Your instructions -
Work out how many lines of the listing hold the string "name", then answer with that number and nothing else.

--- START OF Provided data ---

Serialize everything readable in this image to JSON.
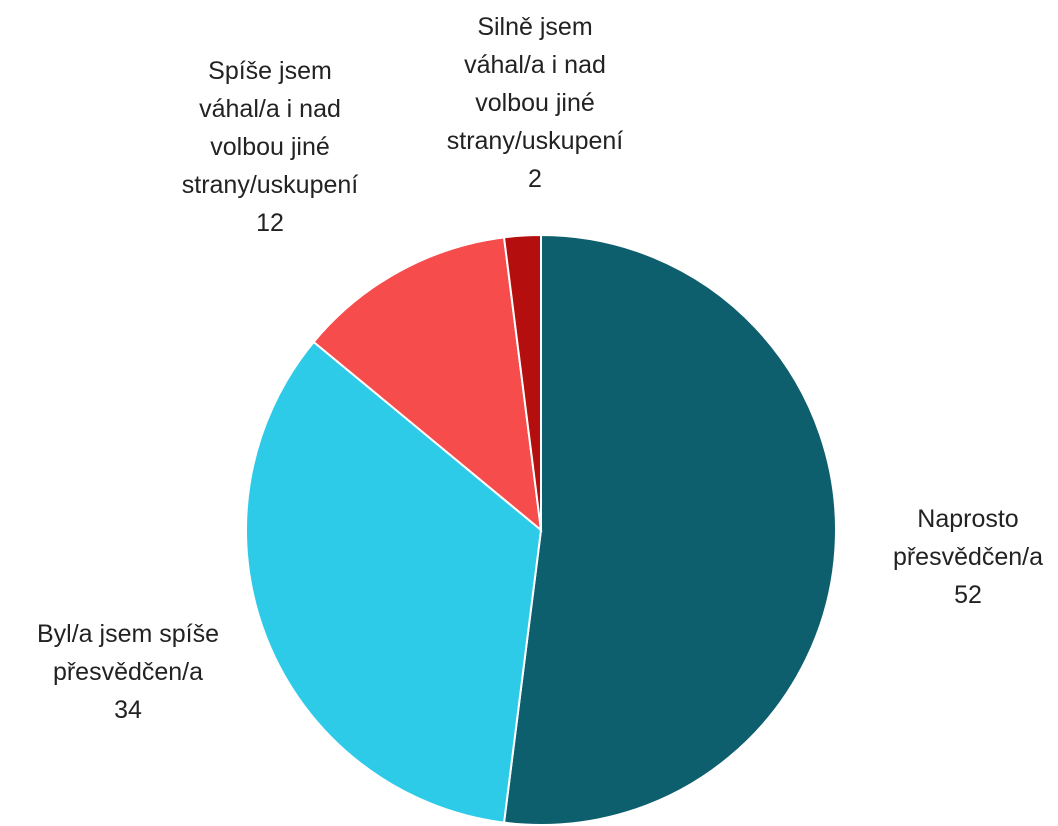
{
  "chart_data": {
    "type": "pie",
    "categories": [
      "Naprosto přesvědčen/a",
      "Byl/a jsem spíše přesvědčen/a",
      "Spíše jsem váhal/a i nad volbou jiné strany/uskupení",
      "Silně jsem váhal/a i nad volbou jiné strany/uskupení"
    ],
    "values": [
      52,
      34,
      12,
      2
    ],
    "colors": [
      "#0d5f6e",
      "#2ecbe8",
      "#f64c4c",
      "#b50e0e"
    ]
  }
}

--- END OF Provided data ---
--- START OF Provided data ---

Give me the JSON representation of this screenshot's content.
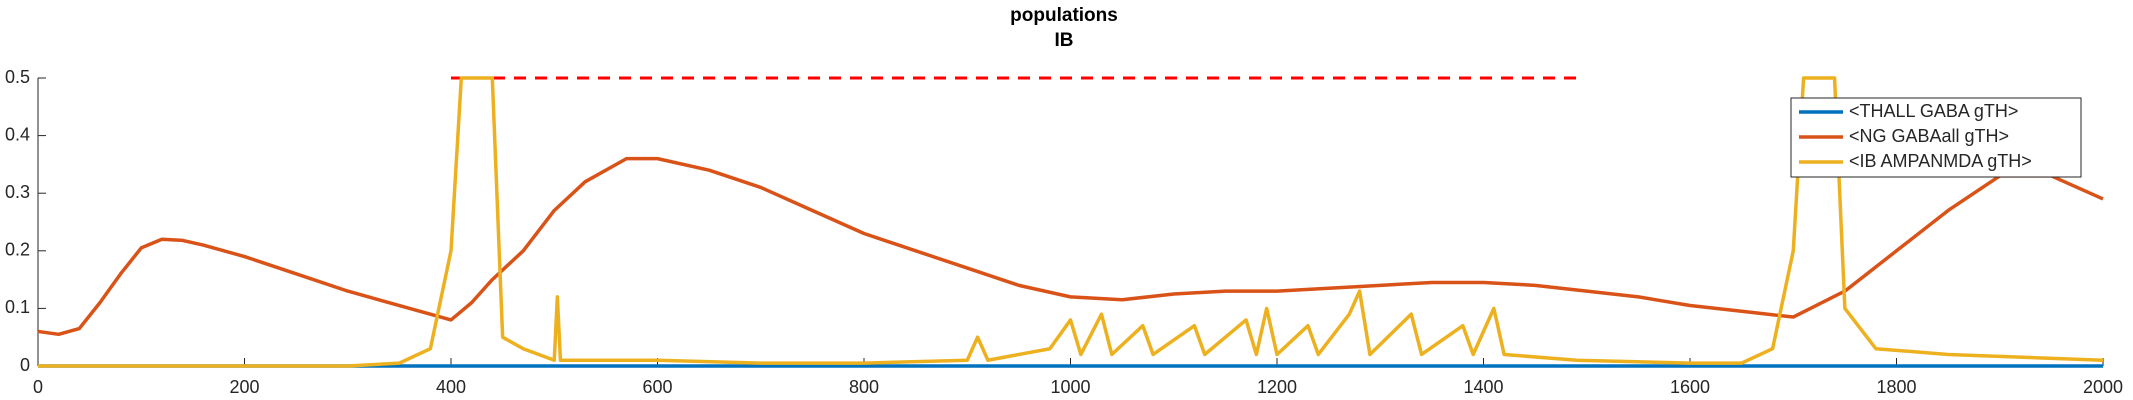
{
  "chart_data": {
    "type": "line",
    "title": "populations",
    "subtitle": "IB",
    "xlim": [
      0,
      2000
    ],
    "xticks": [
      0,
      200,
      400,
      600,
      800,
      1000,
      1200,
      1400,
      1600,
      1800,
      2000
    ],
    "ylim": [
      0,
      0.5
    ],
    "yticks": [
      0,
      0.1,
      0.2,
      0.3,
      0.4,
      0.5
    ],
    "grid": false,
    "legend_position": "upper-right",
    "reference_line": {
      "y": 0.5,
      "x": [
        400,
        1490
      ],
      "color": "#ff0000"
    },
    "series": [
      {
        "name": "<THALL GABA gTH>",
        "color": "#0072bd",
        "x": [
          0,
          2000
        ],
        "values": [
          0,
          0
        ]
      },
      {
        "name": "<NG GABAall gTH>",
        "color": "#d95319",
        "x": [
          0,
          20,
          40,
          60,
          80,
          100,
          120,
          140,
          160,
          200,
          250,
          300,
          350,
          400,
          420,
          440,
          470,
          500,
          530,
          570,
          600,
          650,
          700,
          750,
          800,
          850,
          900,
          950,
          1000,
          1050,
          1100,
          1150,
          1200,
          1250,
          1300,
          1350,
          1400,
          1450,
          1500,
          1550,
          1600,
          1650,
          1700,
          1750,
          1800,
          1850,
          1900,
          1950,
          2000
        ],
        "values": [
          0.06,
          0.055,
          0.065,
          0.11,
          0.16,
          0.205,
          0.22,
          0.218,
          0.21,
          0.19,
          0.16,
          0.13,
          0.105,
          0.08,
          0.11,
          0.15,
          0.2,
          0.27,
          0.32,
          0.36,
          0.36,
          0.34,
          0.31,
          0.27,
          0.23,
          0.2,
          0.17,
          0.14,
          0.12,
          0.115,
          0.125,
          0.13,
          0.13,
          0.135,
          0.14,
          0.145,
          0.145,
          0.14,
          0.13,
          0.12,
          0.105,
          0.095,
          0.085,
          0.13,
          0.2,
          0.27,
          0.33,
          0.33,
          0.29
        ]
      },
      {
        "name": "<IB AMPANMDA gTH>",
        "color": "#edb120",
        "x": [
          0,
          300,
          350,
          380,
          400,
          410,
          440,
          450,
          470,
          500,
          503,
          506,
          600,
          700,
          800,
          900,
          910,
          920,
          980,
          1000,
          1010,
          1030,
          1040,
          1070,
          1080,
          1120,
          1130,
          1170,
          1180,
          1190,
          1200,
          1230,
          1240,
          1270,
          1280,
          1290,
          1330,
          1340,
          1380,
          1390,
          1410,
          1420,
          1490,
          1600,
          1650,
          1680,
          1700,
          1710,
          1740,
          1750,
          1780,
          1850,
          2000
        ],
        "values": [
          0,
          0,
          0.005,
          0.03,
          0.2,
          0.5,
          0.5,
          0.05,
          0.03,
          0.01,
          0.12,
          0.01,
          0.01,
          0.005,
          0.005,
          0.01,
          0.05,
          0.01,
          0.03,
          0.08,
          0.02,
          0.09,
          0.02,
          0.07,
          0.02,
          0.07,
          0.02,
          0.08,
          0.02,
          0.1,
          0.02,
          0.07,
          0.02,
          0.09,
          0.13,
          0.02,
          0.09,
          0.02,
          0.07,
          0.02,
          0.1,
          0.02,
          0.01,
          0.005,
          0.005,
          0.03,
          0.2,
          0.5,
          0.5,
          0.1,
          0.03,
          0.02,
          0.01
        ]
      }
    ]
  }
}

--- END OF Provided data ---

Written answer -
3